== EXERCISE INPUTS ==

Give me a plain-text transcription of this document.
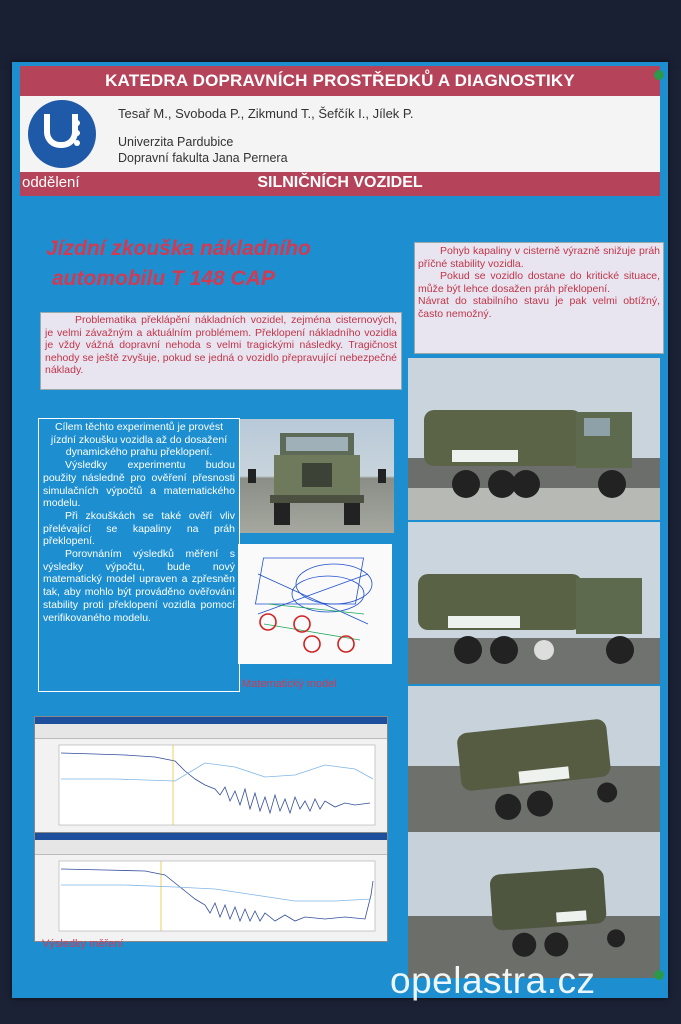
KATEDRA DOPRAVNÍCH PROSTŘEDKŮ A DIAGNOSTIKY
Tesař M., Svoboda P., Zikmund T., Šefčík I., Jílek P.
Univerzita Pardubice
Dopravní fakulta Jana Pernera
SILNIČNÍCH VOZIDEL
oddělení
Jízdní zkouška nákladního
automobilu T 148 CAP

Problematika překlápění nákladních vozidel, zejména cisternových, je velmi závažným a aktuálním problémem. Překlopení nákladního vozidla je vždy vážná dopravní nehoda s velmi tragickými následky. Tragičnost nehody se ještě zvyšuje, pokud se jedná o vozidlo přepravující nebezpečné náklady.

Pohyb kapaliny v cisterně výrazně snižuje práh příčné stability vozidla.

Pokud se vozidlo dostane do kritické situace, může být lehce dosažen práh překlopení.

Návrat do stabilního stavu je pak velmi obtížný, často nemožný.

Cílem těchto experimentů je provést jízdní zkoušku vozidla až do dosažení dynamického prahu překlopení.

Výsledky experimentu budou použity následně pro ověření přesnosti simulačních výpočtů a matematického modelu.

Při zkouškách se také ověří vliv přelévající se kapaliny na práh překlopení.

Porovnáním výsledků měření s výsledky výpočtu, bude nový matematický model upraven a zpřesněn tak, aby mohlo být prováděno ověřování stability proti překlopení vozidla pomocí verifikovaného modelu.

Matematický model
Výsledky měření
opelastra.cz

===
== EXERCISE INPUTS ==

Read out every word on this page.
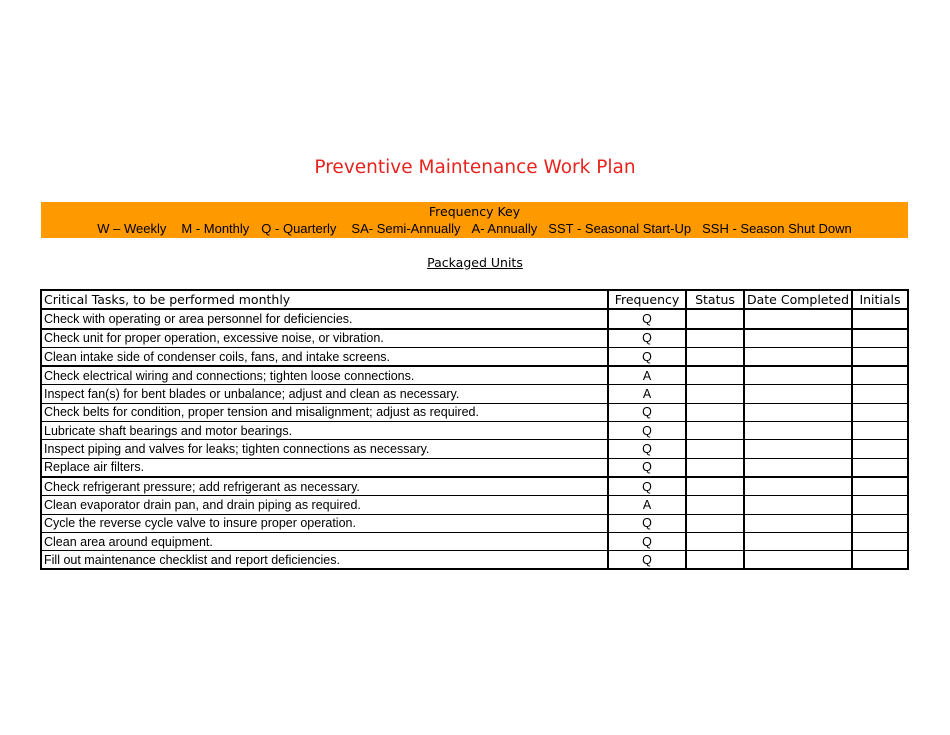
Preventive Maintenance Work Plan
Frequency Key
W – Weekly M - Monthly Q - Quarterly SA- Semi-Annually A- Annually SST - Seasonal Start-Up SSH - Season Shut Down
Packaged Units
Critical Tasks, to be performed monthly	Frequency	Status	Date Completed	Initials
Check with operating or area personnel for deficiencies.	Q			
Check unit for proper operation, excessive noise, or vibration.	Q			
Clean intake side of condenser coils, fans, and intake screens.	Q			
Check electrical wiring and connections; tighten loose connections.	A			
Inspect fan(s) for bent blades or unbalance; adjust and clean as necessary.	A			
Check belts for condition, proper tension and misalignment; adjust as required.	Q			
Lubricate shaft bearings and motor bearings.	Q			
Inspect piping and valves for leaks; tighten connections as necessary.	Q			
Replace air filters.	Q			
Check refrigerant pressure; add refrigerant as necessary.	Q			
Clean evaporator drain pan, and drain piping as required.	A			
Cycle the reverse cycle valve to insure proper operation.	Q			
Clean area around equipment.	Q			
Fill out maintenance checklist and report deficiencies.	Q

===

Return, from the data, each line that has the word "operation" in it.

CORRECT OUTPUT
Check unit for proper operation, excessive noise, or vibration.	Q			
Cycle the reverse cycle valve to insure proper operation.	Q			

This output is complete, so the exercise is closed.